**What you are asked to do**
The listing below should be written out exactly; please include all of it.

**Material**
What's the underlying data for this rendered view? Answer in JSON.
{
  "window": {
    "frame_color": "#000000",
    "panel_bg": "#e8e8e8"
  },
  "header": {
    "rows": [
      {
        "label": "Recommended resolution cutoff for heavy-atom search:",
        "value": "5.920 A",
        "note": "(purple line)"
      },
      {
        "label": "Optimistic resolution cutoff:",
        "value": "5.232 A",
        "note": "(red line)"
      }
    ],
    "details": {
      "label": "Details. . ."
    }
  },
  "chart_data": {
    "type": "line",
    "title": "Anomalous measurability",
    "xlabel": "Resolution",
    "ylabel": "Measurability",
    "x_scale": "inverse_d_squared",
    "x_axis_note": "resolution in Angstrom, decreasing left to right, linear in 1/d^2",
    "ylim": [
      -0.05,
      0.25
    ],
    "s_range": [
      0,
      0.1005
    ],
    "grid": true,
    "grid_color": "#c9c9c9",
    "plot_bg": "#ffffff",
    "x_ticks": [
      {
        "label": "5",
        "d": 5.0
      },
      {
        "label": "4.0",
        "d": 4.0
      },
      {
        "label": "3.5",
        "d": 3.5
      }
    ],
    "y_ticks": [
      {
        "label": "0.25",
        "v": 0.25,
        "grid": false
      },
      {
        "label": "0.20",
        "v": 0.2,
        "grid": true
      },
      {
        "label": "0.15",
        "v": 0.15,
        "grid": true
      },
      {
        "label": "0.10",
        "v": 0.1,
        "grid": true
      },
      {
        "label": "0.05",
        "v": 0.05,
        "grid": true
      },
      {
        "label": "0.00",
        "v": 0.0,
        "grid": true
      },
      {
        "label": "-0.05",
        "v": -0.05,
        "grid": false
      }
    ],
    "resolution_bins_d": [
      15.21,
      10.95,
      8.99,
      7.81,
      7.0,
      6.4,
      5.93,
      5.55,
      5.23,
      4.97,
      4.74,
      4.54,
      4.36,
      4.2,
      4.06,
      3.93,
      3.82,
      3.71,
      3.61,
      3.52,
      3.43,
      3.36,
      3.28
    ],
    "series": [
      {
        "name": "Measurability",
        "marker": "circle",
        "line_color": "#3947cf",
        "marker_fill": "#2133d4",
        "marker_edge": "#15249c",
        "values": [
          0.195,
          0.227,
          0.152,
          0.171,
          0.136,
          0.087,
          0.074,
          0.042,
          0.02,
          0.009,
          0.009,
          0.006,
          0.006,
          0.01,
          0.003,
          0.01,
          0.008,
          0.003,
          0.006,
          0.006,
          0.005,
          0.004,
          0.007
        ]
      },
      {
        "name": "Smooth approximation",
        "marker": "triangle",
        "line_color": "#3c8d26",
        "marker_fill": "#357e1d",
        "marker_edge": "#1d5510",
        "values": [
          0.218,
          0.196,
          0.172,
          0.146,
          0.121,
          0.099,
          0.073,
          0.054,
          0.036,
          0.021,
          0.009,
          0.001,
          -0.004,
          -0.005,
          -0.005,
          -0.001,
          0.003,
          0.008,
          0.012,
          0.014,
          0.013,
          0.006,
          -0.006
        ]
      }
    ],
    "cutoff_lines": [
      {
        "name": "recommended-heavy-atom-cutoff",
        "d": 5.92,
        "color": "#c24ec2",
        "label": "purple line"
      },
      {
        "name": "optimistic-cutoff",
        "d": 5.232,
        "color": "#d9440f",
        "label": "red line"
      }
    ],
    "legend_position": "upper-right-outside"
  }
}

**Correct output**
What's the underlying data for this rendered view? Answer in JSON.
{
  "window": {
    "frame_color": "#000000",
    "panel_bg": "#e8e8e8"
  },
  "header": {
    "rows": [
      {
        "label": "Recommended resolution cutoff for heavy-atom search:",
        "value": "5.920 A",
        "note": "(purple line)"
      },
      {
        "label": "Optimistic resolution cutoff:",
        "value": "5.232 A",
        "note": "(red line)"
      }
    ],
    "details": {
      "label": "Details. . ."
    }
  },
  "chart_data": {
    "type": "line",
    "title": "Anomalous measurability",
    "xlabel": "Resolution",
    "ylabel": "Measurability",
    "x_scale": "inverse_d_squared",
    "x_axis_note": "resolution in Angstrom, decreasing left to right, linear in 1/d^2",
    "ylim": [
      -0.05,
      0.25
    ],
    "s_range": [
      0,
      0.1005
    ],
    "grid": true,
    "grid_color": "#c9c9c9",
    "plot_bg": "#ffffff",
    "x_ticks": [
      {
        "label": "5",
        "d": 5.0
      },
      {
        "label": "4.0",
        "d": 4.0
      },
      {
        "label": "3.5",
        "d": 3.5
      }
    ],
    "y_ticks": [
      {
        "label": "0.25",
        "v": 0.25,
        "grid": false
      },
      {
        "label": "0.20",
        "v": 0.2,
        "grid": true
      },
      {
        "label": "0.15",
        "v": 0.15,
        "grid": true
      },
      {
        "label": "0.10",
        "v": 0.1,
        "grid": true
      },
      {
        "label": "0.05",
        "v": 0.05,
        "grid": true
      },
      {
        "label": "0.00",
        "v": 0.0,
        "grid": true
      },
      {
        "label": "-0.05",
        "v": -0.05,
        "grid": false
      }
    ],
    "resolution_bins_d": [
      15.21,
      10.95,
      8.99,
      7.81,
      7.0,
      6.4,
      5.93,
      5.55,
      5.23,
      4.97,
      4.74,
      4.54,
      4.36,
      4.2,
      4.06,
      3.93,
      3.82,
      3.71,
      3.61,
      3.52,
      3.43,
      3.36,
      3.28
    ],
    "series": [
      {
        "name": "Measurability",
        "marker": "circle",
        "line_color": "#3947cf",
        "marker_fill": "#2133d4",
        "marker_edge": "#15249c",
        "values": [
          0.195,
          0.227,
          0.152,
          0.171,
          0.136,
          0.087,
          0.074,
          0.042,
          0.02,
          0.009,
          0.009,
          0.006,
          0.006,
          0.01,
          0.003,
          0.01,
          0.008,
          0.003,
          0.006,
          0.006,
          0.005,
          0.004,
          0.007
        ]
      },
      {
        "name": "Smooth approximation",
        "marker": "triangle",
        "line_color": "#3c8d26",
        "marker_fill": "#357e1d",
        "marker_edge": "#1d5510",
        "values": [
          0.218,
          0.196,
          0.172,
          0.146,
          0.121,
          0.099,
          0.073,
          0.054,
          0.036,
          0.021,
          0.009,
          0.001,
          -0.004,
          -0.005,
          -0.005,
          -0.001,
          0.003,
          0.008,
          0.012,
          0.014,
          0.013,
          0.006,
          -0.006
        ]
      }
    ],
    "cutoff_lines": [
      {
        "name": "recommended-heavy-atom-cutoff",
        "d": 5.92,
        "color": "#c24ec2",
        "label": "purple line"
      },
      {
        "name": "optimistic-cutoff",
        "d": 5.232,
        "color": "#d9440f",
        "label": "red line"
      }
    ],
    "legend_position": "upper-right-outside"
  }
}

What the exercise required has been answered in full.